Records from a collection
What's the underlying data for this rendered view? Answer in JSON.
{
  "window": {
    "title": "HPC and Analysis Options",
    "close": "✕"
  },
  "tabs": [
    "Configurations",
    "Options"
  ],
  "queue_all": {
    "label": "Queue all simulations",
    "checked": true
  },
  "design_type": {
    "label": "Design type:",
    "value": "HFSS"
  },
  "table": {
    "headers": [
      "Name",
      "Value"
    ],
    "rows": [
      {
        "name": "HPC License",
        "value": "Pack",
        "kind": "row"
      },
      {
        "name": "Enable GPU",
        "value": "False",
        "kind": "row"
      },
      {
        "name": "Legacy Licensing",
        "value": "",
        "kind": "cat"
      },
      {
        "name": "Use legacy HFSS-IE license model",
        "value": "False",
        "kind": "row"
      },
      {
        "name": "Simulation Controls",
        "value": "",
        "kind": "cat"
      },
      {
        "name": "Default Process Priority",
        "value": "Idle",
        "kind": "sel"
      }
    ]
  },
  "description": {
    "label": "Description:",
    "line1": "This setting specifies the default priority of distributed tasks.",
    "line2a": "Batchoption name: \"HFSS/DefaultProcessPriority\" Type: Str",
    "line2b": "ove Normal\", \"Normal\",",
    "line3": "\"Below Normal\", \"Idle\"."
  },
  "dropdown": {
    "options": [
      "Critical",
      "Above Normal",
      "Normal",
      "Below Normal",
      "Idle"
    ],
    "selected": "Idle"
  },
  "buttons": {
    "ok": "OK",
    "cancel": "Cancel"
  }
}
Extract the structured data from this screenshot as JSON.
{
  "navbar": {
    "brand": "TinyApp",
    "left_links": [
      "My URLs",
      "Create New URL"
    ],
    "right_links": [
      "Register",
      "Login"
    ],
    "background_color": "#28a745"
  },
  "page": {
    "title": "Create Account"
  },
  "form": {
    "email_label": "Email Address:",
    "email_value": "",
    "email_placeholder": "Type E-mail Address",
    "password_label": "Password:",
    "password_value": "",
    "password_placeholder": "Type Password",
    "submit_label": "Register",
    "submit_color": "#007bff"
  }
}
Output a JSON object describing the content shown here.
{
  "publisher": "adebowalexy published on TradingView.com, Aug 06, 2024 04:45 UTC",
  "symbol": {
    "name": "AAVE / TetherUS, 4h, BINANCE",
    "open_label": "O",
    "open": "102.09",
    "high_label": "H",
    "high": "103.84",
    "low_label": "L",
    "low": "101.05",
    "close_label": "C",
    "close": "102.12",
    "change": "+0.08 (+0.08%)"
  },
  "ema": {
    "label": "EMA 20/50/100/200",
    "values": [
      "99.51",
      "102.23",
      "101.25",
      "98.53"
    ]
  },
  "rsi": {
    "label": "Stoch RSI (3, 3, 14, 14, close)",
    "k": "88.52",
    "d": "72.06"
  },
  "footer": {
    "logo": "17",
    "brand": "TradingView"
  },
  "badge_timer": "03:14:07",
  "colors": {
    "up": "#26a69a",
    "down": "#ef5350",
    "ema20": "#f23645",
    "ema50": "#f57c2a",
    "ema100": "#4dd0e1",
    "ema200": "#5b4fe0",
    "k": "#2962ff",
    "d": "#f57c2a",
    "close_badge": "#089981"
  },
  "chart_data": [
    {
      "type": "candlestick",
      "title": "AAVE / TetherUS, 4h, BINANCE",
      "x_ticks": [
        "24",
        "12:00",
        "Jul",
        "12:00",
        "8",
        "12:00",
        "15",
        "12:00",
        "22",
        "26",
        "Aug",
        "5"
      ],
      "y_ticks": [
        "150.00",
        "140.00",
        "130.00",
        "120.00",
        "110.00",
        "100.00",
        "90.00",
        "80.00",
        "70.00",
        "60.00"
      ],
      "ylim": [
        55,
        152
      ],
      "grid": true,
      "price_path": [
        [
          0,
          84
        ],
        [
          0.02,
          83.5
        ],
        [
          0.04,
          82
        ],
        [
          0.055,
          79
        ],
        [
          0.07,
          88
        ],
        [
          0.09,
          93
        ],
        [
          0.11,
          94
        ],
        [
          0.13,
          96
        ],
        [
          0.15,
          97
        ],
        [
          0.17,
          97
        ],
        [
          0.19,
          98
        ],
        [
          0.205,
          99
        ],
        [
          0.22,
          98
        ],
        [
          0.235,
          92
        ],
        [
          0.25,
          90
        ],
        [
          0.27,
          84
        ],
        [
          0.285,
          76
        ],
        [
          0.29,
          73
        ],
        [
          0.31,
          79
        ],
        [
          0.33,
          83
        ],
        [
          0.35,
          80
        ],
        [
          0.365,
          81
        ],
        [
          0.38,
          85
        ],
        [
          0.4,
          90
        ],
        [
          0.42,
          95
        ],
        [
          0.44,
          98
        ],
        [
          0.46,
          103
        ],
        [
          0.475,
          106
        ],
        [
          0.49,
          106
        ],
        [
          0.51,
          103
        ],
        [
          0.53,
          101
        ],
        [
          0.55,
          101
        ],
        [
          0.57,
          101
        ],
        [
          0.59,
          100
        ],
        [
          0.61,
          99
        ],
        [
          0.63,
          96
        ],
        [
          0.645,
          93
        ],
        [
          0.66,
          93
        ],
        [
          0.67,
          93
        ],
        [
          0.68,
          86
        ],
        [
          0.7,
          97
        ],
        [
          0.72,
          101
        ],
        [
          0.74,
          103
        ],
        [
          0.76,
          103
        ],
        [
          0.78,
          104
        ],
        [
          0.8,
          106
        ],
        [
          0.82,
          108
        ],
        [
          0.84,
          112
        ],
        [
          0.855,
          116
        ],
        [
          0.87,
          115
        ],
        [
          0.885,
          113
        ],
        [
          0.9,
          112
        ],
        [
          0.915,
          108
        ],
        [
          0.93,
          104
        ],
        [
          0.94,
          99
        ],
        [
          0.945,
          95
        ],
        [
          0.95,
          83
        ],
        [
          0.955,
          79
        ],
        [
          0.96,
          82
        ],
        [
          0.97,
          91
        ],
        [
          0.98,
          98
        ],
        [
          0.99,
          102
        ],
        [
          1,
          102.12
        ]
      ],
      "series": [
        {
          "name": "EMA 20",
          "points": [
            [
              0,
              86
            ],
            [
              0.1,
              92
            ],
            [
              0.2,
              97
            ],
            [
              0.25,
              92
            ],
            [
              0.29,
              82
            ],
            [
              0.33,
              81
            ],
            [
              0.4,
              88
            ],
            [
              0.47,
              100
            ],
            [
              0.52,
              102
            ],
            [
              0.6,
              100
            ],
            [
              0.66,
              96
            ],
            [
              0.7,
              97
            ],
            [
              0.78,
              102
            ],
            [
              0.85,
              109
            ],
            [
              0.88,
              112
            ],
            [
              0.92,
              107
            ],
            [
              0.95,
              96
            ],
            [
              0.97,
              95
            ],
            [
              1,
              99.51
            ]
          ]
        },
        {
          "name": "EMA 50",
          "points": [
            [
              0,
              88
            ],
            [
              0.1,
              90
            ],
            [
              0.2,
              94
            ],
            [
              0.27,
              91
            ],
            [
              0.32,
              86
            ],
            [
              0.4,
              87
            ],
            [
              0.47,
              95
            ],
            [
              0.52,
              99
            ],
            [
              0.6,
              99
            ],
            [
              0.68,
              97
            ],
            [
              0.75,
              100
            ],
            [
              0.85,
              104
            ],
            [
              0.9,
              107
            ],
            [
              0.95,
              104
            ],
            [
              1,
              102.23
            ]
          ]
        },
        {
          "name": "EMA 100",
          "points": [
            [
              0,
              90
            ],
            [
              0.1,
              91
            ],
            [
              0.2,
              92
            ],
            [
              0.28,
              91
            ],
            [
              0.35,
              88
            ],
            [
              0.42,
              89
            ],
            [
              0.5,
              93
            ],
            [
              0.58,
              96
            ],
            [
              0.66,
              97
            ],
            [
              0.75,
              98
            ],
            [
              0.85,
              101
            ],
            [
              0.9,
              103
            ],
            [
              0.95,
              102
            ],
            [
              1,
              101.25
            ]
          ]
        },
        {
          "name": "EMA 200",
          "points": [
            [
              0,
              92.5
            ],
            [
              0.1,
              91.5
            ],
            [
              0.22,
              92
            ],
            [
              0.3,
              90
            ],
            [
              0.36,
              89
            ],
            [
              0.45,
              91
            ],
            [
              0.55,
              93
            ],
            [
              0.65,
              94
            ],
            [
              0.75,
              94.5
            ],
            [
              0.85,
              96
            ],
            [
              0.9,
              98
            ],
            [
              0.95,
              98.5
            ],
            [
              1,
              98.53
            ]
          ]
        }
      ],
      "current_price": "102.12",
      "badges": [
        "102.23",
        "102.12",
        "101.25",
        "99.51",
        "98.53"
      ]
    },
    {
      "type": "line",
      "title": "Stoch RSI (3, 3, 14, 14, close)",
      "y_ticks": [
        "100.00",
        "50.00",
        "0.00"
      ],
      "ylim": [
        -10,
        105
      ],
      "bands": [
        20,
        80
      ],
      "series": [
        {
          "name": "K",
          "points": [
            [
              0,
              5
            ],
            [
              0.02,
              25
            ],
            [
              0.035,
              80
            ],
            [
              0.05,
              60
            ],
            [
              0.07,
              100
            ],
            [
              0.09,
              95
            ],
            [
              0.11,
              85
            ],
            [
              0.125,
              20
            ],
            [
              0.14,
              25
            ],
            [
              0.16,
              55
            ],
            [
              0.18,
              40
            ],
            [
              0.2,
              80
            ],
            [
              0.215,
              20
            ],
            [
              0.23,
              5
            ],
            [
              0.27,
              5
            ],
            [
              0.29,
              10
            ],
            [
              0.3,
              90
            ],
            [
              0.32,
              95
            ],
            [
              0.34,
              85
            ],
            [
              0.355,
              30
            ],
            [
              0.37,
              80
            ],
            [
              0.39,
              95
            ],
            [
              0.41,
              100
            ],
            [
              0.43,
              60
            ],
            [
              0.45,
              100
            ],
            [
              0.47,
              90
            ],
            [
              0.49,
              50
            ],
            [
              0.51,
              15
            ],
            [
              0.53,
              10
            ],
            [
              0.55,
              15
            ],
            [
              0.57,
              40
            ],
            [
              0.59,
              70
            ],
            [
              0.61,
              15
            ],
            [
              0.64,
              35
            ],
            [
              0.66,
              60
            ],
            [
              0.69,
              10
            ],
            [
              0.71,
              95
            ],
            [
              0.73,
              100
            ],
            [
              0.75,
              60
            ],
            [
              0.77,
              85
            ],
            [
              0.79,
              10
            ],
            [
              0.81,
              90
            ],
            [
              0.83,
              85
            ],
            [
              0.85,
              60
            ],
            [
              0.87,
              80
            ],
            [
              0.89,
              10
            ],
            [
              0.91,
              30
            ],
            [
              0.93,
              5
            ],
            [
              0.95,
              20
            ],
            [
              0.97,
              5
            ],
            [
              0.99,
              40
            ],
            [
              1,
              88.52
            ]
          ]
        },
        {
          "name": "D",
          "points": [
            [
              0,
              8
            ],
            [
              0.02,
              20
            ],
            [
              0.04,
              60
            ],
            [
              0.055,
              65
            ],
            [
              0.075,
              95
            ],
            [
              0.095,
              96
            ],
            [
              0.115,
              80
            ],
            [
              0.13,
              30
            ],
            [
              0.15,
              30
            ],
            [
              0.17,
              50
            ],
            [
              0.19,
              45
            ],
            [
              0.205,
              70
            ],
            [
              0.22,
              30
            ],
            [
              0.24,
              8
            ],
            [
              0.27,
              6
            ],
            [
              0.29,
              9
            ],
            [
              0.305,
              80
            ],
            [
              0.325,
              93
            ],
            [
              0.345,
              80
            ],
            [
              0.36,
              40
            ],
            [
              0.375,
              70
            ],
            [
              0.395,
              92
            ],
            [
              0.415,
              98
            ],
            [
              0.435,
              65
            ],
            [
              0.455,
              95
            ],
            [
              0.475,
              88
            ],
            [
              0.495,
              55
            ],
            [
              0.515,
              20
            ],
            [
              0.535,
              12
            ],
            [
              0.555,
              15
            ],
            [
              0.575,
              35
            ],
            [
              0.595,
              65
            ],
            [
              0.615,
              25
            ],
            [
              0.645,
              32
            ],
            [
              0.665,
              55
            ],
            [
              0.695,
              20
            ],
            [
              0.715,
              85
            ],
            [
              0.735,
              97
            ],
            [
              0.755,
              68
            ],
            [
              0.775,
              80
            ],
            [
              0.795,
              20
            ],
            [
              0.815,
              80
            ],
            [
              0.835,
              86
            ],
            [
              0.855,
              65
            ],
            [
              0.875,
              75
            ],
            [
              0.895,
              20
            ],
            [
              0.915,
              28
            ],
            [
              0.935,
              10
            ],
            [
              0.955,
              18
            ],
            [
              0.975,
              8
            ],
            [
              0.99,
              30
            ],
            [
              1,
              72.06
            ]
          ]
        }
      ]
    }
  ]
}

Stated problem:
Filter the entries down to the lines with the word "Create" in them.

Exercise answer:
      "Create New URL"
    "title": "Create Account"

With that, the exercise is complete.